▸ Kutipan Teks:
^^^^^^^^^^^^^^^^

Agar Puasa Berbuah Takwa

Reading Time: 3 minutes

Kita perlu mudik, kembali ke standar. kalau istilah ponsel, itu kita harus restore atau restart. Kita juga sebagai seorang muslim itu restart sehari lima kali. setiap tahun kita juga restart dengan puasa. semua aktivitas ritual islam itu menuju idul fitri. kembali ke fitrah. menyadari eksistensi manusianya yang manusiawi.

Begitulah kata Didik Purwodarsono, penceramah dalam Kajian FPSB UII pada Jumat, 23 April 2021 lewat aplikasi konferensi daring, Zoom Meeting. Kajian yang rutin diselenggarakan oleh dekanat Fakultas Psikologi dan Ilmu Sosial Budaya, Universitas Islam Indonesia ini dilaksanakan dalam rangka penguatan keislaman dan internalisasi nuansa keislaman. Kajian juga dihelat demi menyemarakkan bulan ramadhan dan Milad FPSB ke 26 tahun ini.

^^^^^^^^^^^^^^^^

▸ Daftar Tugas:
**A.** Ketik ulang teks tentang puasa, mulai dari "Reading Time: 3" dan berakhir pada "26 tahun ini.".
**B.** Tolong lanjutkan teks tentang puasa, dimulai sesudah kalimat terakhir yang tertera.

^^^^^^^^^^^^^^^^

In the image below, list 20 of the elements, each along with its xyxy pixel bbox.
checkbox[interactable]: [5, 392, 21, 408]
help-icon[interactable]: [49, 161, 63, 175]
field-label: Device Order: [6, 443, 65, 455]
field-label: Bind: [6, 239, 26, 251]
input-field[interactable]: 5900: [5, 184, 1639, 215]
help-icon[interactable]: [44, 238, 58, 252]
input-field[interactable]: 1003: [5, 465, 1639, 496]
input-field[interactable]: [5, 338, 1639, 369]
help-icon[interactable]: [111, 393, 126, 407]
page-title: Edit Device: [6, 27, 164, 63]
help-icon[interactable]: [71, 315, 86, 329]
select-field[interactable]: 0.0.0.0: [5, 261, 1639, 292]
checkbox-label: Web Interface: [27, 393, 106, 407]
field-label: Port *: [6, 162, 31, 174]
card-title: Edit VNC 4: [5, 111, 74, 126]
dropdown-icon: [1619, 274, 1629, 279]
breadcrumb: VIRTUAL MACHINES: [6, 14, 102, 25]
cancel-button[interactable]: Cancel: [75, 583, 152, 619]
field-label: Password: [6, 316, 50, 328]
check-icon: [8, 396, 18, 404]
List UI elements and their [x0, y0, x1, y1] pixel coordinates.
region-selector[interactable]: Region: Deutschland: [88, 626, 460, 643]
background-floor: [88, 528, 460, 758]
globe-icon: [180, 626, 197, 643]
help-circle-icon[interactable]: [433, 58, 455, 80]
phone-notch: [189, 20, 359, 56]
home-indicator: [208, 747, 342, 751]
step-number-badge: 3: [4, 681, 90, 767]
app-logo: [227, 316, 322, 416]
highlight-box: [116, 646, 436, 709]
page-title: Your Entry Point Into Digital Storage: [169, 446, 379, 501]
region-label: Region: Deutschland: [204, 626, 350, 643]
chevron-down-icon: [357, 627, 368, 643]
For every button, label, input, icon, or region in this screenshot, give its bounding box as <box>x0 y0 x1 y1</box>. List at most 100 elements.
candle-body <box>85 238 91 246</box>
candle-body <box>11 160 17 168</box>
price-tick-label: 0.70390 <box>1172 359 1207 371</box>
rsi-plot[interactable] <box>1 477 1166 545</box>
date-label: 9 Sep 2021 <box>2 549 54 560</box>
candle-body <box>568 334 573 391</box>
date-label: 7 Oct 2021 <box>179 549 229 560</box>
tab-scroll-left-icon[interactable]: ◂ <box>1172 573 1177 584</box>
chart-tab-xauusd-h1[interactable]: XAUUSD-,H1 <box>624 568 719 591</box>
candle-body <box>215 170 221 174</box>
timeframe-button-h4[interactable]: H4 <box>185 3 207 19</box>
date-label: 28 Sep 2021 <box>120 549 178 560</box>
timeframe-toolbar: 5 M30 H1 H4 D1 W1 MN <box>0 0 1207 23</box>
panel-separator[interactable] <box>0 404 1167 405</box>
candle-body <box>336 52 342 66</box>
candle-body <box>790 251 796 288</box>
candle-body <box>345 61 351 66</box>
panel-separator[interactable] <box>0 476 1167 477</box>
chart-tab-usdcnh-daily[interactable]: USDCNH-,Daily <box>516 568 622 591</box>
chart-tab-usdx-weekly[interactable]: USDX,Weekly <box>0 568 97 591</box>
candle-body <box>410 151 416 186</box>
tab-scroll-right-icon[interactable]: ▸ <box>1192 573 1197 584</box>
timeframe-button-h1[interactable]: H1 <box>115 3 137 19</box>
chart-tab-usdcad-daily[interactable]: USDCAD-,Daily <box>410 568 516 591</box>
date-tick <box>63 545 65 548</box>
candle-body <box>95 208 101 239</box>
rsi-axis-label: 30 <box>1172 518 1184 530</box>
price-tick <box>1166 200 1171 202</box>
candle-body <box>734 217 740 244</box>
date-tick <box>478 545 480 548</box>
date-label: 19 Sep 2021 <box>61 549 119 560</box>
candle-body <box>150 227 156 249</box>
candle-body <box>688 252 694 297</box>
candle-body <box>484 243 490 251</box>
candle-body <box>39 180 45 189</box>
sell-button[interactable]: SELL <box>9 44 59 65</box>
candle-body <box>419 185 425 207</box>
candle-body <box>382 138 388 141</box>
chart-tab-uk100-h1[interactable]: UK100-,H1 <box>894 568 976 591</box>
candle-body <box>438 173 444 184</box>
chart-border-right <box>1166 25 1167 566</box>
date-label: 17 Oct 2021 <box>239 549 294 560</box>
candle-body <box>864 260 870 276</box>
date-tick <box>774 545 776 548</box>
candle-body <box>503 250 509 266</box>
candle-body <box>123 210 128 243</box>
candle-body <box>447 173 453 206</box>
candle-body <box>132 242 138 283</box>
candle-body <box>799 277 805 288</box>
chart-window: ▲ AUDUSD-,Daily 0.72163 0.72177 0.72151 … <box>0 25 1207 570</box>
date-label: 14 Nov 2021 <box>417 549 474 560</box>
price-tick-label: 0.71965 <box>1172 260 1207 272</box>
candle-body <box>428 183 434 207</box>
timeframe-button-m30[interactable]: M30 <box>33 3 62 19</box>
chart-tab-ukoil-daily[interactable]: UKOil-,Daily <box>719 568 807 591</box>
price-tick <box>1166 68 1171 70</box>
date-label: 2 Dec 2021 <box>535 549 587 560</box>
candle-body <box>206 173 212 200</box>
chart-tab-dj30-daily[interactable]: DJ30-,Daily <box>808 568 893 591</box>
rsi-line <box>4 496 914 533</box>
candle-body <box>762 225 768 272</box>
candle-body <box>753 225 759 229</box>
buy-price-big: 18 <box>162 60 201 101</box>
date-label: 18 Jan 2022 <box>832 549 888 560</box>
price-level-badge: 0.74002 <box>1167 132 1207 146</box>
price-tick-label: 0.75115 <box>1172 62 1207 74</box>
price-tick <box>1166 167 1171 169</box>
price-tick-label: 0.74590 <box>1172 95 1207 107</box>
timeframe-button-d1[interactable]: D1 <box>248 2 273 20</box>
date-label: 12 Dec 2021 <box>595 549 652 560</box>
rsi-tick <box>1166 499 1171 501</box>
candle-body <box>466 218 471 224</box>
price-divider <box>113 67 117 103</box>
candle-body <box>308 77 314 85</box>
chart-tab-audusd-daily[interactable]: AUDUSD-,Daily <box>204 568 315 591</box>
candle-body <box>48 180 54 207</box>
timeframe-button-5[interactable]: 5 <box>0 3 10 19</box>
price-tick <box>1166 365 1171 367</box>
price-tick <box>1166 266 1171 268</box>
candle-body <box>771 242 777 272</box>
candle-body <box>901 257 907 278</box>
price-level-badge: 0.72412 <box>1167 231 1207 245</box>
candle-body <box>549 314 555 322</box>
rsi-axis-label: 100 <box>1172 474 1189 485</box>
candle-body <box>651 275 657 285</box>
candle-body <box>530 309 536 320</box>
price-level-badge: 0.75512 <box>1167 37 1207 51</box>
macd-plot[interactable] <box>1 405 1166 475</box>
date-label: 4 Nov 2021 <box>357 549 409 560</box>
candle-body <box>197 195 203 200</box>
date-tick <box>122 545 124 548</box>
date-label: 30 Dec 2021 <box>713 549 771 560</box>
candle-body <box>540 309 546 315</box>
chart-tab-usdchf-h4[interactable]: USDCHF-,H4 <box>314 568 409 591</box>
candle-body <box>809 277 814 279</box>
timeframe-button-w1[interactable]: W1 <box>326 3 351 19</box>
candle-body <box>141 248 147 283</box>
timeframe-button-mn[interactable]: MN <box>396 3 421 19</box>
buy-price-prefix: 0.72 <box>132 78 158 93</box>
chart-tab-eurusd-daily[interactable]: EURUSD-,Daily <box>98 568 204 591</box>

^^^^^^^^^^^^^^^^

▸ Hasil Latihan:
**A.**
Reading Time: 3 minutes

Kita perlu mudik, kembali ke standar. kalau istilah ponsel, itu kita harus restore atau restart. Kita juga sebagai seorang muslim itu restart sehari lima kali. setiap tahun kita juga restart dengan puasa. semua aktivitas ritual islam itu menuju idul fitri. kembali ke fitrah. menyadari eksistensi manusianya yang manusiawi.

Begitulah kata Didik Purwodarsono, penceramah dalam Kajian FPSB UII pada Jumat, 23 April 2021 lewat aplikasi konferensi daring, Zoom Meeting. Kajian yang rutin diselenggarakan oleh dekanat Fakultas Psikologi dan Ilmu Sosial Budaya, Universitas Islam Indonesia ini dilaksanakan dalam rangka penguatan keislaman dan internalisasi nuansa keislaman. Kajian juga dihelat demi menyemarakkan bulan ramadhan dan Milad FPSB ke 26 tahun ini.

**B.**
Menurut Didik, puasa juga menjaid momentum pendidikan. “Pendidikan adalah mengajar manusia supaya bisa menuntun setiap tuntutannya. Sebagai dosen tesnya dua, ilmu syar’i dan ilmu profesi, membimbing mahasiswa agar memiliki
kemampuan untuk cerdas dan bijaksana,” kata Didik. Didik menjabarkan apa yang ia maksud dengan tuntunan dan tuntutan. “Kita harus mengatur ulu hati ke atas (tuntunan) dan ulu hati ke bawah (tuntutan),” katanya menjelaskan

Makna puasa layaknya ponsel, sesungguhnya mengembalikan (restart) konsep masa depan manusia. Restart yang pertama, bila merujuk Quran surat Maryam (33), manusia tidak boleh lupa tiga peristiwa besar yaitu peristiwa kelahiran, kematian, dan peristiwa hidup sesudah mati. Didik bilang, dalam Quran Surat Yasin (ayat 12), Allah menghidupkan manusia untuk
menghargai prestasi dan prasastinya (sodakoh jarinyah, ilmu yang bermanfaat, anak soleh).

“Kenapa kita harus menunggu kematian, karena hidup untuk mencetak prestasi bukan menungu apresiasi,” jelas Didik yang juga adalah Pengasuh Pondok Pesantren di Sleman ini. “Kalau kita punya prestasi hanya untuk menunggu mati itu rugi, maka Quran surat yasin (12) menyebutkan maka kita butuh hidup lagi untuk menerima penghargaan yang adil atas prestasi dan prasasti kita.”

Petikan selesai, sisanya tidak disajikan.